** start PROVIDED DATA **

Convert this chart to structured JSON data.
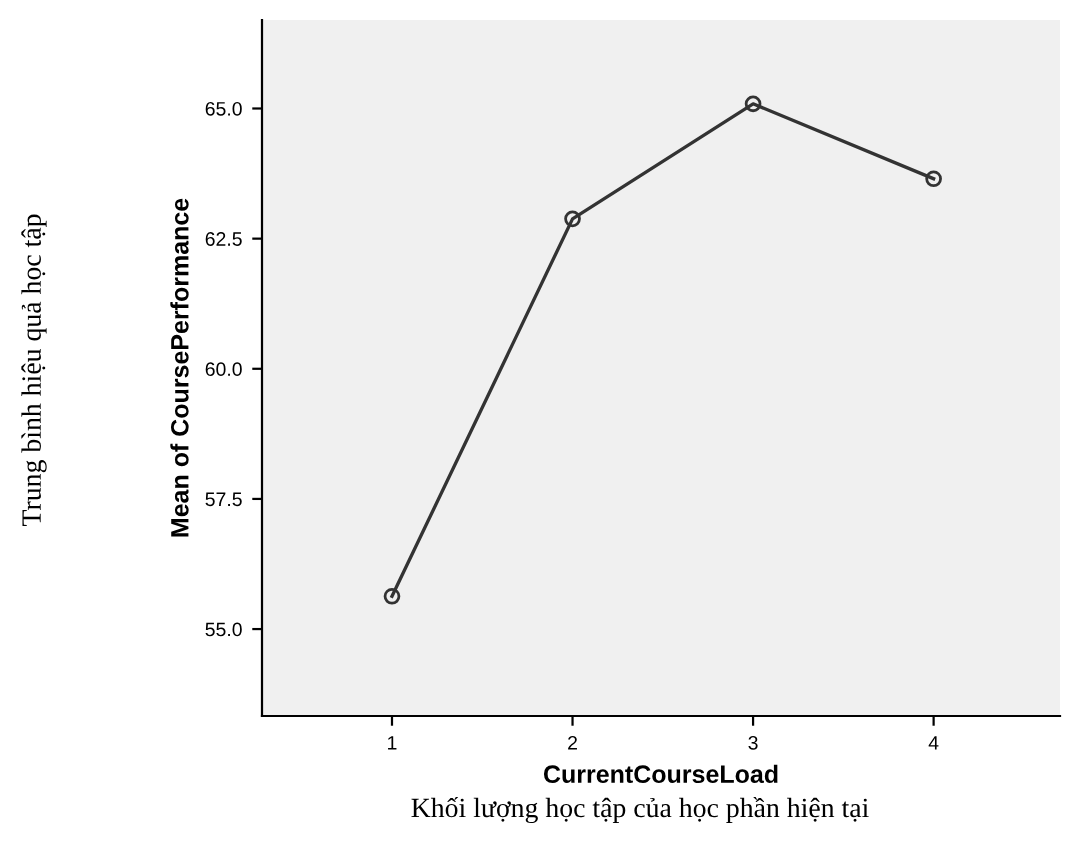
{
  "chart_data": {
    "type": "line",
    "xlabel": "CurrentCourseLoad",
    "ylabel": "Mean of CoursePerformance",
    "categories": [
      "1",
      "2",
      "3",
      "4"
    ],
    "series": [
      {
        "color": "#333333",
        "values": [
          55.63,
          62.88,
          65.09,
          63.65
        ]
      }
    ],
    "ylim": [
      53.33,
      66.7
    ],
    "yticks": [
      {
        "value": 55,
        "label": "55.0"
      },
      {
        "value": 57.5,
        "label": "57.5"
      },
      {
        "value": 60,
        "label": "60.0"
      },
      {
        "value": 62.5,
        "label": "62.5"
      },
      {
        "value": 65,
        "label": "65.0"
      }
    ],
    "marker": "circle",
    "line_style": "solid",
    "grid": false,
    "legend": false,
    "annotations": [
      "Trung bình hiệu quả học tập",
      "Khối lượng học tập của học phần hiện tại"
    ]
  }
}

** end PROVIDED DATA **

*CHALLENGE*
Reproduce every entry word for word, but skip any pictures.

*THE OUTPUT*
Convert this chart to structured JSON data.
{
  "chart_data": {
    "type": "line",
    "xlabel": "CurrentCourseLoad",
    "ylabel": "Mean of CoursePerformance",
    "categories": [
      "1",
      "2",
      "3",
      "4"
    ],
    "series": [
      {
        "color": "#333333",
        "values": [
          55.63,
          62.88,
          65.09,
          63.65
        ]
      }
    ],
    "ylim": [
      53.33,
      66.7
    ],
    "yticks": [
      {
        "value": 55,
        "label": "55.0"
      },
      {
        "value": 57.5,
        "label": "57.5"
      },
      {
        "value": 60,
        "label": "60.0"
      },
      {
        "value": 62.5,
        "label": "62.5"
      },
      {
        "value": 65,
        "label": "65.0"
      }
    ],
    "marker": "circle",
    "line_style": "solid",
    "grid": false,
    "legend": false,
    "annotations": [
      "Trung bình hiệu quả học tập",
      "Khối lượng học tập của học phần hiện tại"
    ]
  }
}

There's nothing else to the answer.